DOCUMENT SEGMENT START

Use pipeline parameters

Completed

You can increase the flexibility of a pipeline by defining parameters.

Defining parameters for a pipeline

To define parameters for a pipeline, create a PipelineParameter object for each parameter, and specify each parameter in at least one step.

For example, you could use the following code to include a parameter for a regularization rate in the script used by an estimator:

from azureml.pipeline.core.graph import PipelineParameter

reg_param = PipelineParameter(name='reg_rate', default_value=0.01)

...

step2 = PythonScriptStep(name = 'train model',
                         source_directory = 'scripts',
                         script_name = 'data_prep.py',
                         compute_target = 'aml-cluster',
                         # Pass parameter as script argument
                         arguments=['--in_folder', prepped_data,
                                    '--reg', reg_param],
                         inputs=[prepped_data])

DOCUMENT SEGMENT END
EXTRACTED RECORDS START

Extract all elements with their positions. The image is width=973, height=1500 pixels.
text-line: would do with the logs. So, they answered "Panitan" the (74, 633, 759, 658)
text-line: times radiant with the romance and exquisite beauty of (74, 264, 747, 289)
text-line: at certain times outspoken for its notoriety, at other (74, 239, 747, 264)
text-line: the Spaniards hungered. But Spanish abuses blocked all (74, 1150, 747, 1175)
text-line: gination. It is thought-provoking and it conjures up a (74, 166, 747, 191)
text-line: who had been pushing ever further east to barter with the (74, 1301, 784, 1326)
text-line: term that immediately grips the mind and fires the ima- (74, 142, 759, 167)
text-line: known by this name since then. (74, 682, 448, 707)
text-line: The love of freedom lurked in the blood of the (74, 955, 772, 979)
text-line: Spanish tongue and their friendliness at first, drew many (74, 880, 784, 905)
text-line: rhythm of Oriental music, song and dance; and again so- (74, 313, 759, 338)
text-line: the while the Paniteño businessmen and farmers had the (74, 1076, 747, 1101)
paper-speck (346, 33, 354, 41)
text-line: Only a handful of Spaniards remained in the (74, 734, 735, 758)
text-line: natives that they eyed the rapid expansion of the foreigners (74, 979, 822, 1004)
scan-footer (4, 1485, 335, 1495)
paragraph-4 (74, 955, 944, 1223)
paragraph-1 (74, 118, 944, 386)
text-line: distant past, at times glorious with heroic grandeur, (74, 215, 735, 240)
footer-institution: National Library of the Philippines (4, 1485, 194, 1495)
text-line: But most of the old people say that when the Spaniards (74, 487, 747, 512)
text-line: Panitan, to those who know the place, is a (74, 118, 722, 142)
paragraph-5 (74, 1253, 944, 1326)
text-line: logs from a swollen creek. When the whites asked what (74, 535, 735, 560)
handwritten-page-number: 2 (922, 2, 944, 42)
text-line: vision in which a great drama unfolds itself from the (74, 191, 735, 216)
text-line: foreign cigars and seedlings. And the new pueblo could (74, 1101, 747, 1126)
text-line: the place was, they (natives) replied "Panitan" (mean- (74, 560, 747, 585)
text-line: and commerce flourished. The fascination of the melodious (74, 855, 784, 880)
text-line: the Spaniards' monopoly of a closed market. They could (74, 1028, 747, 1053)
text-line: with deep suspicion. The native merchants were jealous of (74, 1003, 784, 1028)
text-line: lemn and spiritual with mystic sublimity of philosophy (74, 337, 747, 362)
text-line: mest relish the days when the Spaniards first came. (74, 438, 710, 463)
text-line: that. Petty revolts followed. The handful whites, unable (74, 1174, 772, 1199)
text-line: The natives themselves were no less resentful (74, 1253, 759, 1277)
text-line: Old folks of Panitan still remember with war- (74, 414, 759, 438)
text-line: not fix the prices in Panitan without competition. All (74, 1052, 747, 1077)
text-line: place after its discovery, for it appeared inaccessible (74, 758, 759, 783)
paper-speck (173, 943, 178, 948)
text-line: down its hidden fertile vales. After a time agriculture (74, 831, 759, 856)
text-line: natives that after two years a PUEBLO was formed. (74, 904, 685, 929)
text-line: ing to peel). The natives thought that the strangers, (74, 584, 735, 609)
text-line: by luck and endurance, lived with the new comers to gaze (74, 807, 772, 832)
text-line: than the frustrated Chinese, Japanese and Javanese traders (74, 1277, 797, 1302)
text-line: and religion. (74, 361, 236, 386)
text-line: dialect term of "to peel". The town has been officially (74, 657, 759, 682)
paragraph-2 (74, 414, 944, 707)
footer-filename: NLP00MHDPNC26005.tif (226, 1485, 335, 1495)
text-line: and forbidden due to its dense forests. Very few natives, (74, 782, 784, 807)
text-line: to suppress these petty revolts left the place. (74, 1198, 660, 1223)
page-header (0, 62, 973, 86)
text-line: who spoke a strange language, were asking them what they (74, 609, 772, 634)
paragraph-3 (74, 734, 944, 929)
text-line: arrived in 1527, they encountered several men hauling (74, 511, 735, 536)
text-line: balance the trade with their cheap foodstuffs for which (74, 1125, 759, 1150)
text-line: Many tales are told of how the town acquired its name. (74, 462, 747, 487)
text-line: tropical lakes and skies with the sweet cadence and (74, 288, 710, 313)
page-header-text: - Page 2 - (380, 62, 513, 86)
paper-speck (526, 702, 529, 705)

EXTRACTED RECORDS END

EXERCISE SET
1 - Answer these questions from the text on pipeline parameters:
(a) What kind of object is created for each parameter of a pipeline?
(b) What default value is assigned to the parameter named 'reg_rate'?
(c) Which compute target is specified for the step named 'train model'?
2 - Write the next part of the text on pipeline parameters, picking up after its final line of code.
The records are not needed for this work.

RESULTS FOR THE EXERCISE
1 -
(a) A PipelineParameter object.
(b) 0.01.
(c) 'aml-cluster'.

2 -
Note

You must define parameters for a pipeline before publishing it.

Running a pipeline with a parameter

After you publish a parameterized pipeline, you can pass parameter values in the JSON payload for the REST interface:

response = requests.post(rest_endpoint,
                         headers=auth_header,
                         json={"ExperimentName": "run_training_pipeline",
                               "ParameterAssignments": {"reg_rate": 0.1}})